### SOURCE EXTRACT
— start —

My sister Ruvani, ‘Nangi’ or ‘Nanga’ to everyone in the family since she was the youngest, for reasons of birth order, was closest to me. Well, I like to believe this, let’s say. She was two years younger and was eminently qualified for teasing. I put this down to the fact that our older brother Arjuna was serious, stronger and certainly not willing to suffer any teasing. I like to think, in retrospect, that this hardened her against the horrors of this world. The truth is, she’s tough. I think that’s because she is incredibly sensitive and tender. Sounds like a contradiction, I know, but that’s how it sometimes crumbles.
She was always the grandmother of the family, even as a child. A voracious reader, endowed with sharp tongue and enough debating skills of the black-white kind to drive fear into siblings, cousins and even aunts and uncles. Grandparents indulged; they weren’t overawed.
I remembered Nangi today for two reasons. I remembered her because the 13th of October is the second death anniversary of our mother, Indrani Seneviratne. I also remembered her because for her love was thicker than loyalty. Of a particular kind, of course.

— end —

### DATA EXTRACT
— start —

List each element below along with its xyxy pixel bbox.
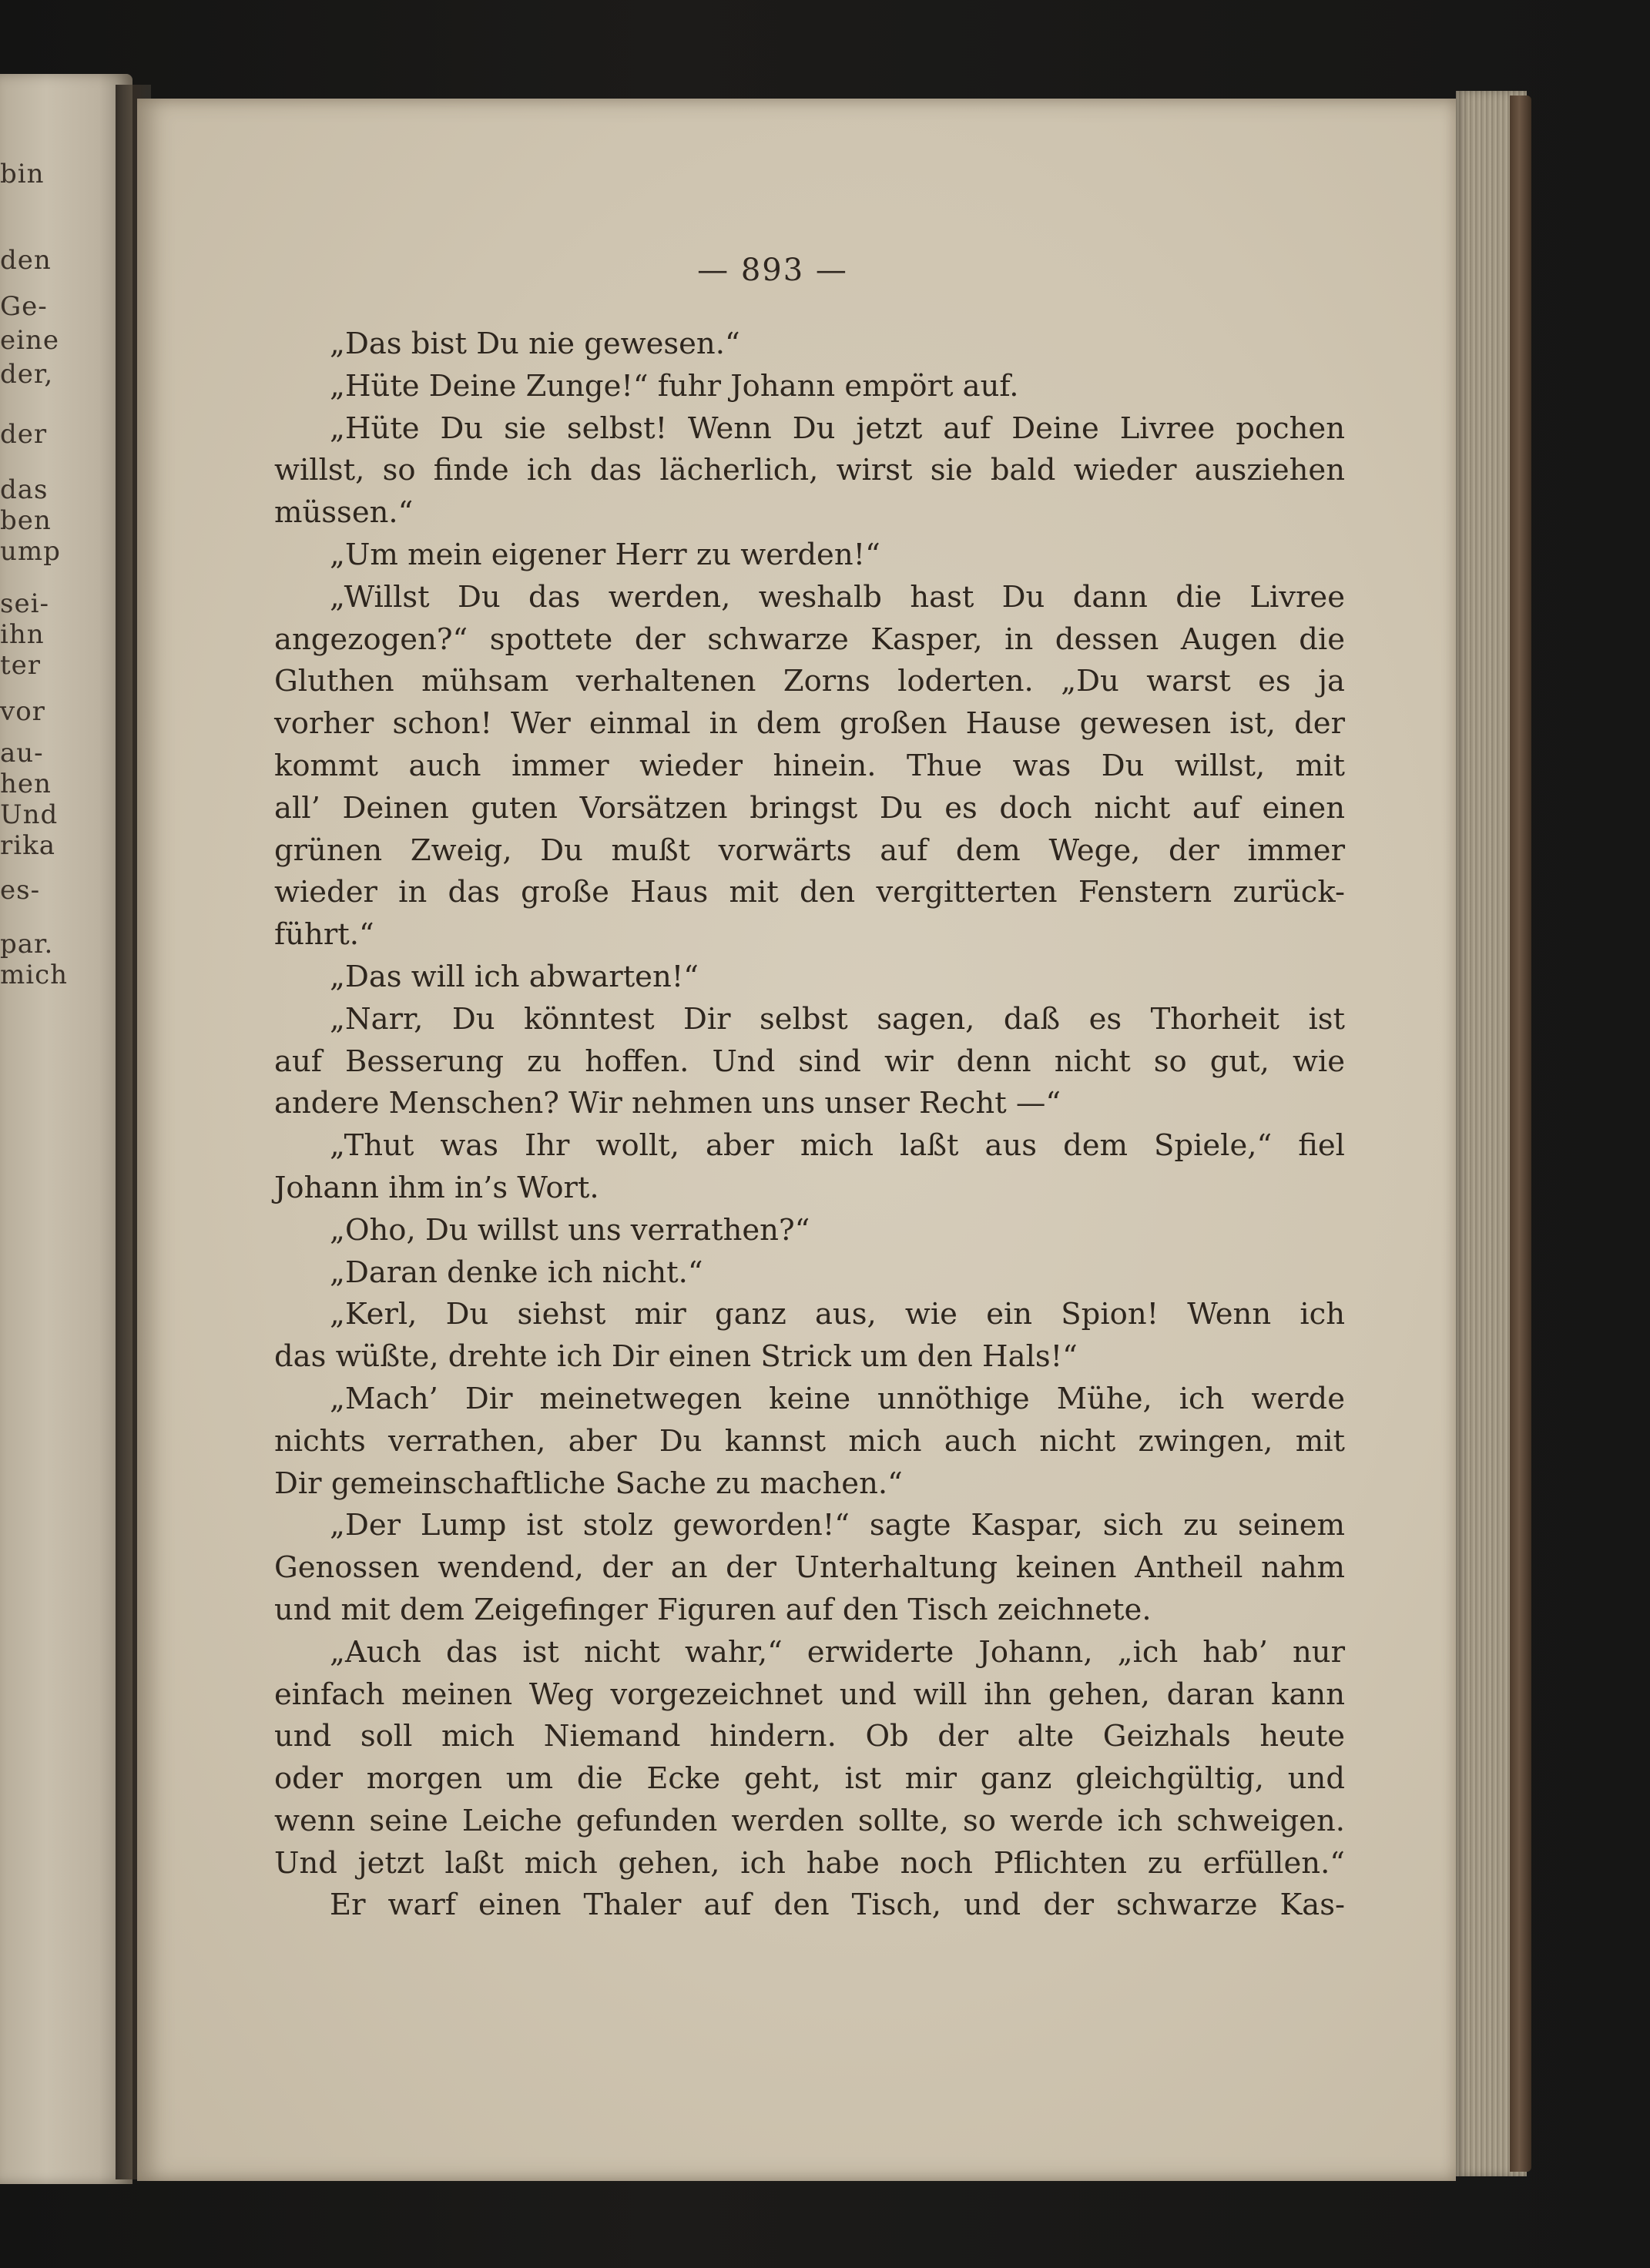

— end —

### WORK TO DO
Carry on the passage about the writer's sister Nangi, starting right after its last sentence. The material above stands apart from the passage about Nangi.

### EXERCISE RESULT
I remembered her because of ‘motherhood’. She’s a mother, but that’s not why. After our mother died, although replacement was not planned or possible, there were many people who became ‘mother’ to me. First and foremost, my wife Samadanie who understood me as much as my mother did. Nangi, being grandmother, quickly and without even planning to, became the Matriarch of the family and as caring, worrying and celebrating as our mother. When I see her with her children, I see her mother in her. Perfect replica. Makes me smile and how certain things don’t end with death.
There were other mothers and this is not the place to name them all. Among them was Aunty Saji who I got to know through email correspondence and who I’ve met just three times in my life. She writes to me almost every day, comments on what I write, questions, comments and chides. I remembered Nangi because I remembered Aunty Saji. I will tell you why, by and by.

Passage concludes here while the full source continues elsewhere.